-- Records about charts and figures --
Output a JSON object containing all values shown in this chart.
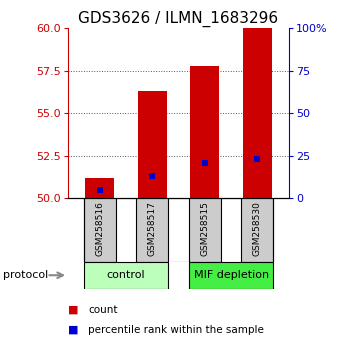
{
  "title": "GDS3626 / ILMN_1683296",
  "samples": [
    "GSM258516",
    "GSM258517",
    "GSM258515",
    "GSM258530"
  ],
  "bar_values": [
    51.2,
    56.3,
    57.8,
    60.0
  ],
  "percentile_values": [
    50.5,
    51.3,
    52.1,
    52.3
  ],
  "ylim_left": [
    50,
    60
  ],
  "ylim_right": [
    0,
    100
  ],
  "yticks_left": [
    50,
    52.5,
    55,
    57.5,
    60
  ],
  "yticks_right": [
    0,
    25,
    50,
    75,
    100
  ],
  "bar_color": "#cc0000",
  "percentile_color": "#0000cc",
  "bar_width": 0.55,
  "groups": [
    {
      "label": "control",
      "samples": [
        0,
        1
      ],
      "color": "#bbffbb"
    },
    {
      "label": "MIF depletion",
      "samples": [
        2,
        3
      ],
      "color": "#44ee44"
    }
  ],
  "tick_area_color": "#cccccc",
  "protocol_label": "protocol",
  "legend_count_label": "count",
  "legend_percentile_label": "percentile rank within the sample",
  "grid_color": "#555555",
  "title_fontsize": 11,
  "axis_fontsize": 8,
  "label_fontsize": 7.5
}
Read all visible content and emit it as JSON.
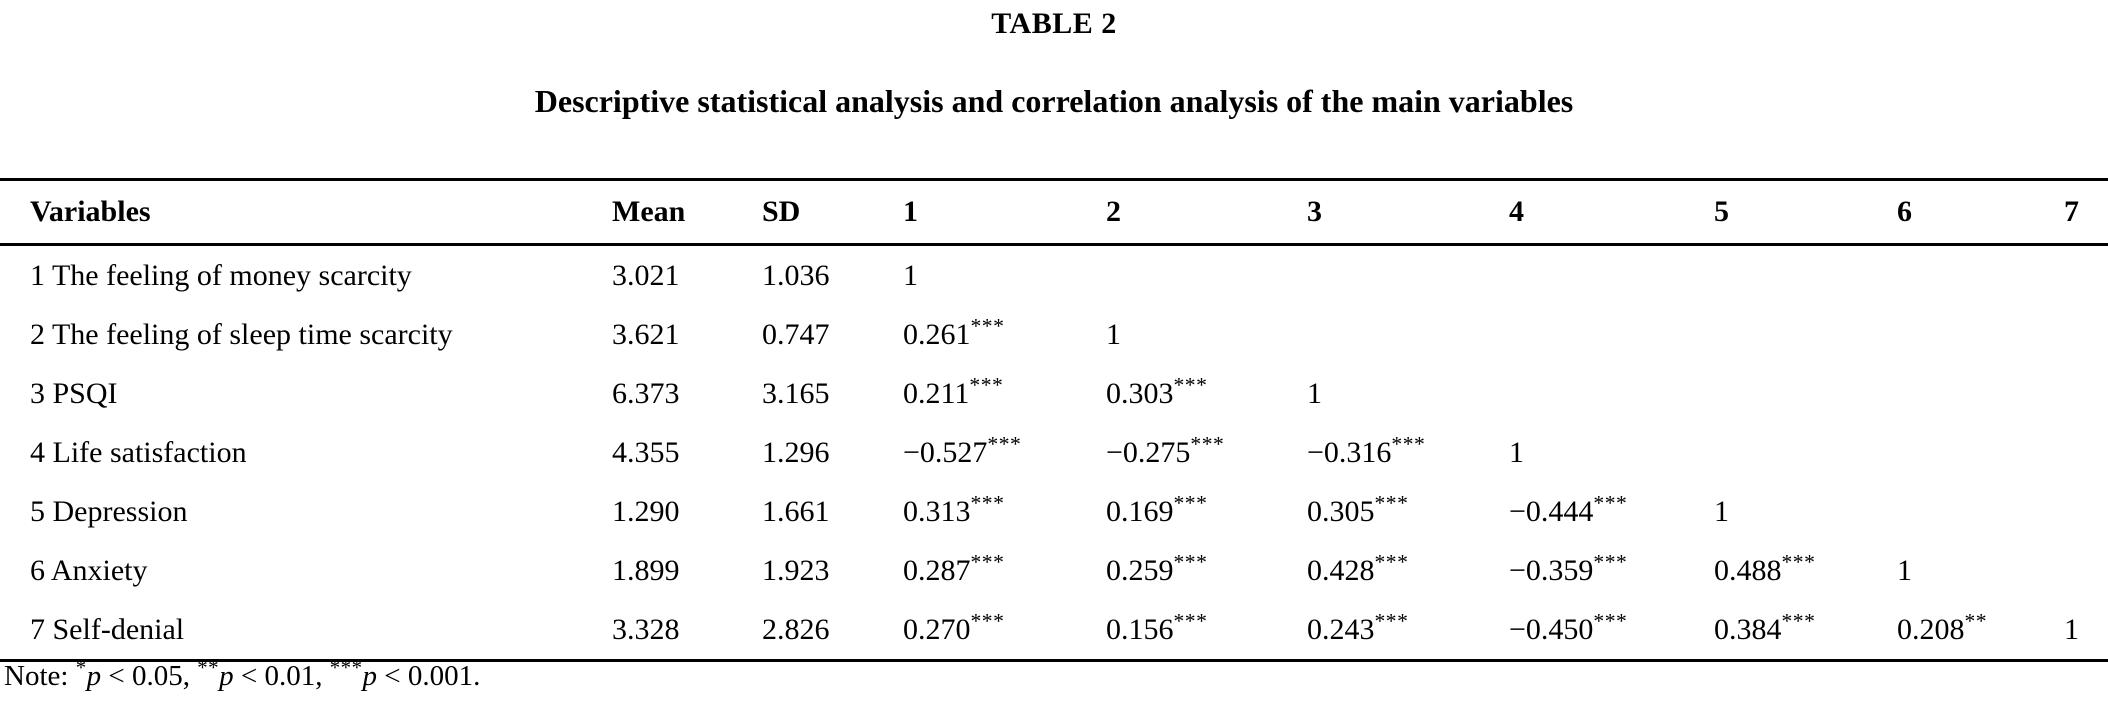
{
  "colors": {
    "text": "#000000",
    "background": "#ffffff",
    "rule": "#000000"
  },
  "header": {
    "label": "TABLE 2",
    "title": "Descriptive statistical analysis and correlation analysis of the main variables"
  },
  "table": {
    "columns": [
      "Variables",
      "Mean",
      "SD",
      "1",
      "2",
      "3",
      "4",
      "5",
      "6",
      "7"
    ],
    "rows": [
      {
        "variable": "1 The feeling of money scarcity",
        "mean": "3.021",
        "sd": "1.036",
        "corr": [
          "1",
          "",
          "",
          "",
          "",
          "",
          ""
        ]
      },
      {
        "variable": "2 The feeling of sleep time scarcity",
        "mean": "3.621",
        "sd": "0.747",
        "corr": [
          "0.261***",
          "1",
          "",
          "",
          "",
          "",
          ""
        ]
      },
      {
        "variable": "3 PSQI",
        "mean": "6.373",
        "sd": "3.165",
        "corr": [
          "0.211***",
          "0.303***",
          "1",
          "",
          "",
          "",
          ""
        ]
      },
      {
        "variable": "4 Life satisfaction",
        "mean": "4.355",
        "sd": "1.296",
        "corr": [
          "−0.527***",
          "−0.275***",
          "−0.316***",
          "1",
          "",
          "",
          ""
        ]
      },
      {
        "variable": "5 Depression",
        "mean": "1.290",
        "sd": "1.661",
        "corr": [
          "0.313***",
          "0.169***",
          "0.305***",
          "−0.444***",
          "1",
          "",
          ""
        ]
      },
      {
        "variable": "6 Anxiety",
        "mean": "1.899",
        "sd": "1.923",
        "corr": [
          "0.287***",
          "0.259***",
          "0.428***",
          "−0.359***",
          "0.488***",
          "1",
          ""
        ]
      },
      {
        "variable": "7 Self-denial",
        "mean": "3.328",
        "sd": "2.826",
        "corr": [
          "0.270***",
          "0.156***",
          "0.243***",
          "−0.450***",
          "0.384***",
          "0.208**",
          "1"
        ]
      }
    ]
  },
  "note": {
    "label": "Note: ",
    "thresholds": [
      {
        "stars": "*",
        "symbol": "p",
        "comparison": " < 0.05, "
      },
      {
        "stars": "**",
        "symbol": "p",
        "comparison": " < 0.01, "
      },
      {
        "stars": "***",
        "symbol": "p",
        "comparison": " < 0.001."
      }
    ]
  }
}
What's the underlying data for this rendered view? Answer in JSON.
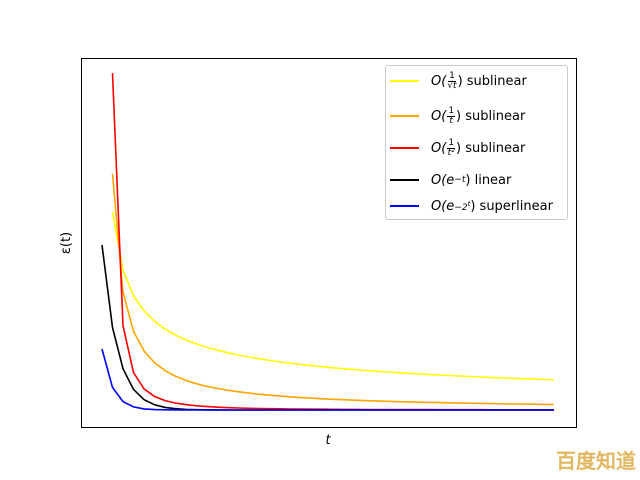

-- INSTRUCTION --
Without the pictures, repeat all the records word for word.

-- FINAL ANSWER --
Output a JSON object containing all values shown in this chart.
{
  "title": "GDS3626 / ILMN_1683296",
  "samples": [
    "GSM258516",
    "GSM258517",
    "GSM258515",
    "GSM258530"
  ],
  "bar_values": [
    51.2,
    56.3,
    57.8,
    60.0
  ],
  "percentile_values": [
    50.5,
    51.3,
    52.1,
    52.3
  ],
  "ylim_left": [
    50,
    60
  ],
  "ylim_right": [
    0,
    100
  ],
  "yticks_left": [
    50,
    52.5,
    55,
    57.5,
    60
  ],
  "yticks_right": [
    0,
    25,
    50,
    75,
    100
  ],
  "bar_color": "#cc0000",
  "percentile_color": "#0000cc",
  "bar_width": 0.55,
  "groups": [
    {
      "label": "control",
      "samples": [
        0,
        1
      ],
      "color": "#bbffbb"
    },
    {
      "label": "MIF depletion",
      "samples": [
        2,
        3
      ],
      "color": "#44ee44"
    }
  ],
  "tick_area_color": "#cccccc",
  "protocol_label": "protocol",
  "legend_count_label": "count",
  "legend_percentile_label": "percentile rank within the sample",
  "grid_color": "#555555",
  "title_fontsize": 11,
  "axis_fontsize": 8,
  "label_fontsize": 7.5
}
Read all visible content and emit it as JSON.
{
  "colors": {
    "text": "#000000",
    "background": "#ffffff",
    "rule": "#000000"
  },
  "header": {
    "label": "TABLE 2",
    "title": "Descriptive statistical analysis and correlation analysis of the main variables"
  },
  "table": {
    "columns": [
      "Variables",
      "Mean",
      "SD",
      "1",
      "2",
      "3",
      "4",
      "5",
      "6",
      "7"
    ],
    "rows": [
      {
        "variable": "1 The feeling of money scarcity",
        "mean": "3.021",
        "sd": "1.036",
        "corr": [
          "1",
          "",
          "",
          "",
          "",
          "",
          ""
        ]
      },
      {
        "variable": "2 The feeling of sleep time scarcity",
        "mean": "3.621",
        "sd": "0.747",
        "corr": [
          "0.261***",
          "1",
          "",
          "",
          "",
          "",
          ""
        ]
      },
      {
        "variable": "3 PSQI",
        "mean": "6.373",
        "sd": "3.165",
        "corr": [
          "0.211***",
          "0.303***",
          "1",
          "",
          "",
          "",
          ""
        ]
      },
      {
        "variable": "4 Life satisfaction",
        "mean": "4.355",
        "sd": "1.296",
        "corr": [
          "−0.527***",
          "−0.275***",
          "−0.316***",
          "1",
          "",
          "",
          ""
        ]
      },
      {
        "variable": "5 Depression",
        "mean": "1.290",
        "sd": "1.661",
        "corr": [
          "0.313***",
          "0.169***",
          "0.305***",
          "−0.444***",
          "1",
          "",
          ""
        ]
      },
      {
        "variable": "6 Anxiety",
        "mean": "1.899",
        "sd": "1.923",
        "corr": [
          "0.287***",
          "0.259***",
          "0.428***",
          "−0.359***",
          "0.488***",
          "1",
          ""
        ]
      },
      {
        "variable": "7 Self-denial",
        "mean": "3.328",
        "sd": "2.826",
        "corr": [
          "0.270***",
          "0.156***",
          "0.243***",
          "−0.450***",
          "0.384***",
          "0.208**",
          "1"
        ]
      }
    ]
  },
  "note": {
    "label": "Note: ",
    "thresholds": [
      {
        "stars": "*",
        "symbol": "p",
        "comparison": " < 0.05, "
      },
      {
        "stars": "**",
        "symbol": "p",
        "comparison": " < 0.01, "
      },
      {
        "stars": "***",
        "symbol": "p",
        "comparison": " < 0.001."
      }
    ]
  }
}
What's the underlying data for this rendered view? Answer in JSON.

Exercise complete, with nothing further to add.